§ **Required task**: Print verbatim the lines of the listing from the one containing "city-dot — [1357, 405, 1373, 415]" through the one containing "city-dots — [339, 404, 1373, 427]", both included.

§ **Records provided**:
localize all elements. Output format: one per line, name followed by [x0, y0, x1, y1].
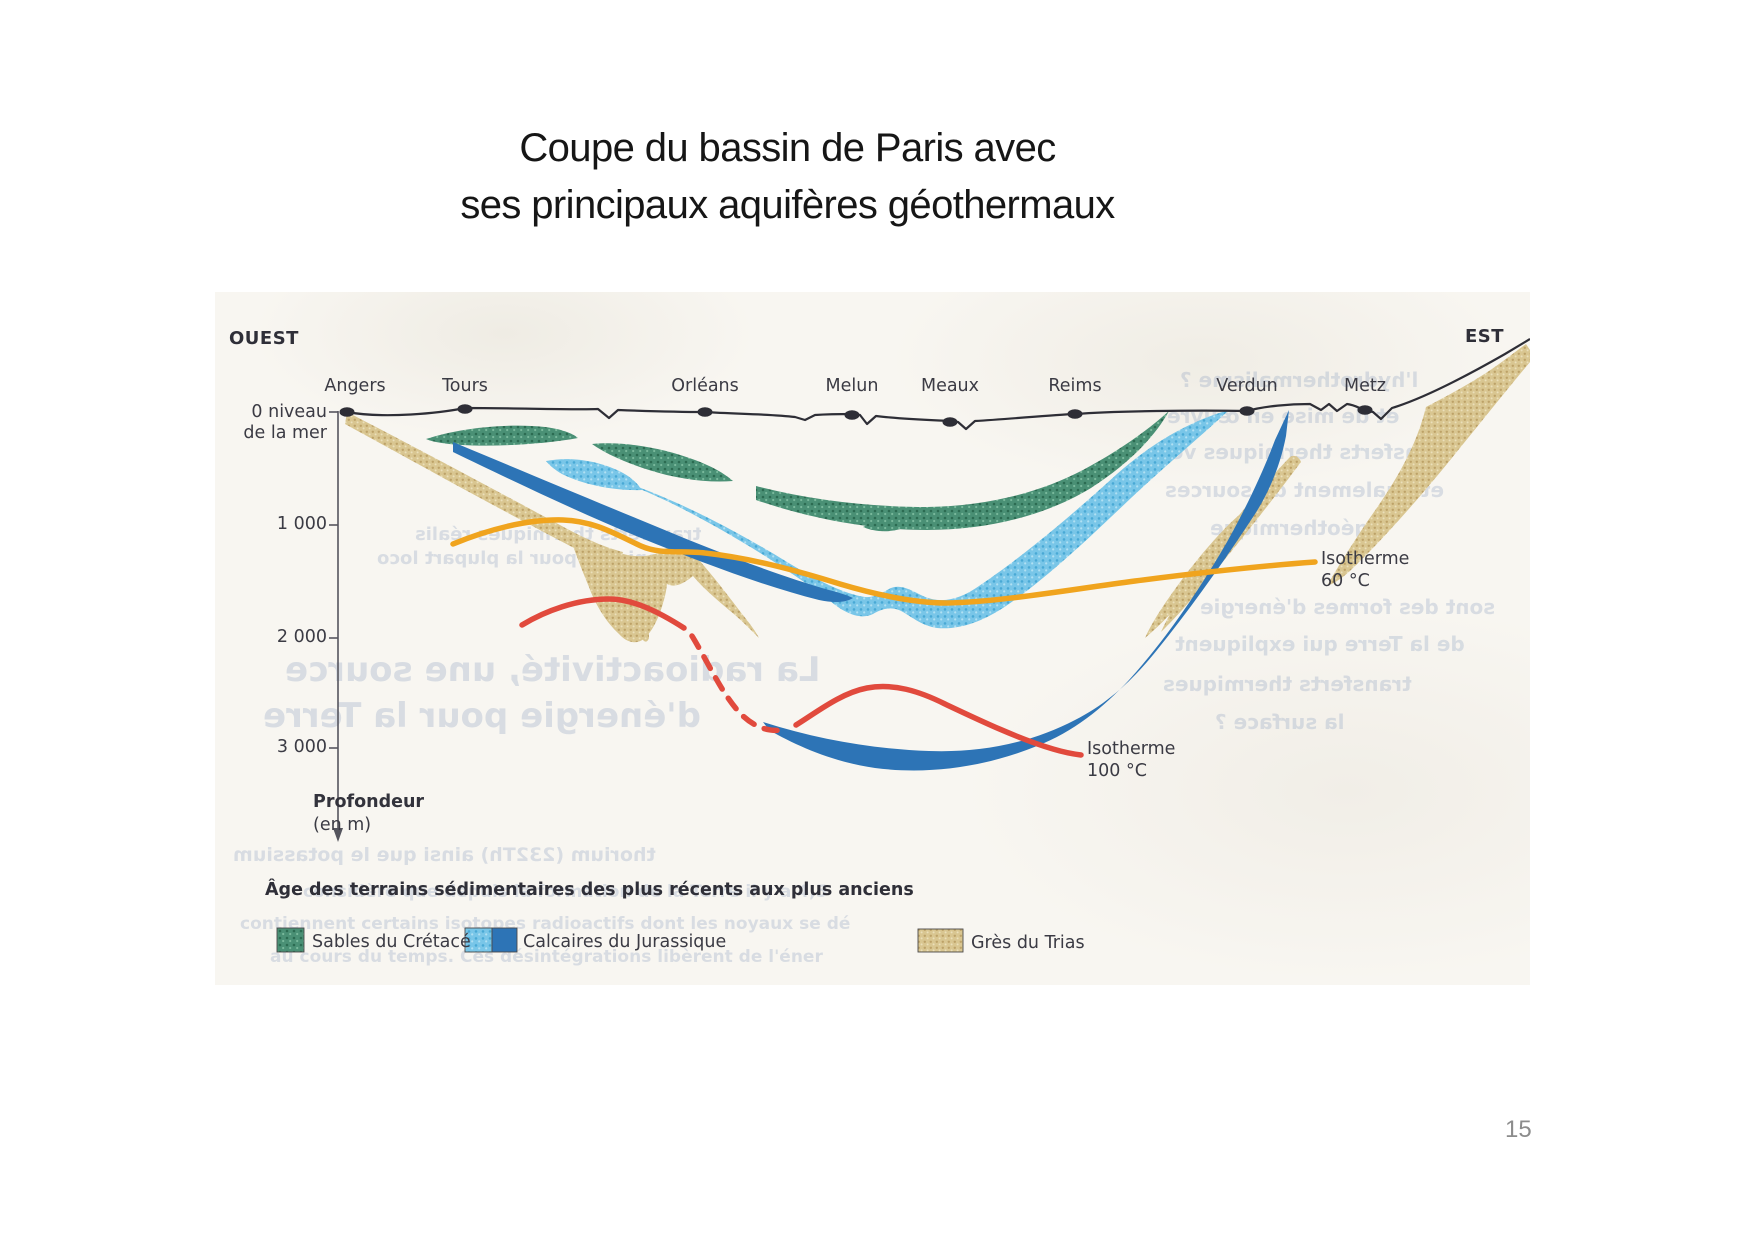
city-dot — [1357, 405, 1373, 415]
depth-axis-arrowhead — [333, 828, 343, 842]
trias-metz-band — [1327, 344, 1530, 586]
city-dot — [942, 417, 958, 427]
jurassique-fonce-west-band — [453, 442, 853, 603]
city-dots — [339, 404, 1373, 427]
slide-title-line2: ses principaux aquifères géothermaux — [460, 183, 1115, 227]
legend-label-jurassique: Calcaires du Jurassique — [523, 932, 727, 952]
cretace-band-east — [756, 411, 1169, 530]
jurassique-clair-band — [624, 410, 1229, 629]
depth-label-3000: 3 000 — [276, 737, 327, 757]
isotherm-60-label: Isotherme 60 °C — [1321, 548, 1409, 592]
depth-label-zero: 0 niveau de la mer — [219, 402, 327, 444]
isotherm-60-label-line2: 60 °C — [1321, 571, 1370, 591]
depth-axis-caption: Profondeur — [313, 792, 425, 812]
page-number: 15 — [1505, 1116, 1532, 1143]
slide-title: Coupe du bassin de Paris avec ses princi… — [215, 120, 1360, 234]
isotherm-60-label-line1: Isotherme — [1321, 549, 1410, 569]
city-dot — [1067, 409, 1083, 419]
depth-label-2000: 2 000 — [276, 627, 327, 647]
direction-west-label: OUEST — [229, 328, 299, 349]
legend-title: Âge des terrains sédimentaires des plus … — [265, 880, 914, 900]
isotherm-100-line — [519, 596, 1084, 758]
cretace-fragment-1 — [863, 520, 913, 532]
city-label-orleans: Orléans — [671, 376, 739, 396]
cross-section-drawing — [276, 338, 1530, 953]
bleedthrough-text: contiennent certains isotopes radioactif… — [240, 914, 851, 934]
city-label-angers: Angers — [324, 376, 386, 396]
isotherm-60-line — [450, 517, 1318, 606]
depth-axis-unit: (en m) — [313, 815, 372, 835]
layer-calcaires-jurassique-fonce — [453, 410, 1289, 771]
depth-label-zero-line1: 0 niveau — [251, 402, 327, 422]
city-label-reims: Reims — [1048, 376, 1102, 396]
city-dot — [844, 410, 860, 420]
city-dot — [339, 407, 355, 417]
legend-swatch-trias — [917, 928, 964, 953]
isotherm-100-solid-east — [793, 683, 1084, 758]
bleedthrough-text: au cours du temps. Ces désintégrations l… — [270, 947, 823, 967]
legend-swatch-cretace — [276, 927, 305, 953]
cretace-lens-west — [426, 425, 578, 446]
city-dot — [1239, 406, 1255, 416]
city-dot — [697, 407, 713, 417]
legend-swatches — [276, 927, 964, 953]
isotherm-100-solid-west — [519, 596, 687, 631]
depth-label-1000: 1 000 — [276, 514, 327, 534]
city-label-tours: Tours — [442, 376, 488, 396]
geological-cross-section-figure: l'hydrothermalisme ? et de mise en œuvre… — [215, 292, 1530, 985]
legend-swatch-jurassique-fonce — [491, 927, 518, 953]
legend-label-trias: Grès du Trias — [971, 933, 1085, 953]
trias-east-tail — [659, 547, 759, 638]
layer-calcaires-jurassique-clair — [546, 410, 1229, 629]
city-label-metz: Metz — [1344, 376, 1386, 396]
legend-label-cretace: Sables du Crétacé — [312, 932, 471, 952]
depth-axis — [329, 411, 343, 842]
isotherm-100-label-line2: 100 °C — [1087, 761, 1147, 781]
city-label-melun: Melun — [825, 376, 879, 396]
slide-title-line1: Coupe du bassin de Paris avec — [519, 126, 1056, 170]
jurassique-clair-lens — [546, 459, 642, 491]
city-dot — [457, 404, 473, 414]
isotherm-100-dashed — [689, 633, 785, 734]
cretace-fragment-2 — [921, 518, 965, 528]
surface-line — [346, 338, 1530, 431]
cretace-lens-mid — [592, 443, 733, 482]
layer-sables-du-cretace — [426, 411, 1169, 532]
bleedthrough-text: considère que depuis la formation de la … — [303, 882, 828, 902]
isotherm-100-label-line1: Isotherme — [1087, 739, 1176, 759]
legend-swatch-jurassique-clair — [464, 927, 493, 953]
trias-west-band — [345, 412, 623, 566]
direction-east-label: EST — [1465, 326, 1505, 347]
city-label-meaux: Meaux — [920, 376, 980, 396]
city-label-verdun: Verdun — [1216, 376, 1278, 396]
isotherm-100-label: Isotherme 100 °C — [1087, 738, 1175, 782]
depth-label-zero-line2: de la mer — [243, 423, 327, 443]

§ **Task answer**:
city-dot — [1357, 405, 1373, 415]
depth-axis-arrowhead — [333, 828, 343, 842]
trias-metz-band — [1327, 344, 1530, 586]
city-dot — [942, 417, 958, 427]
jurassique-fonce-west-band — [453, 442, 853, 603]
city-dots — [339, 404, 1373, 427]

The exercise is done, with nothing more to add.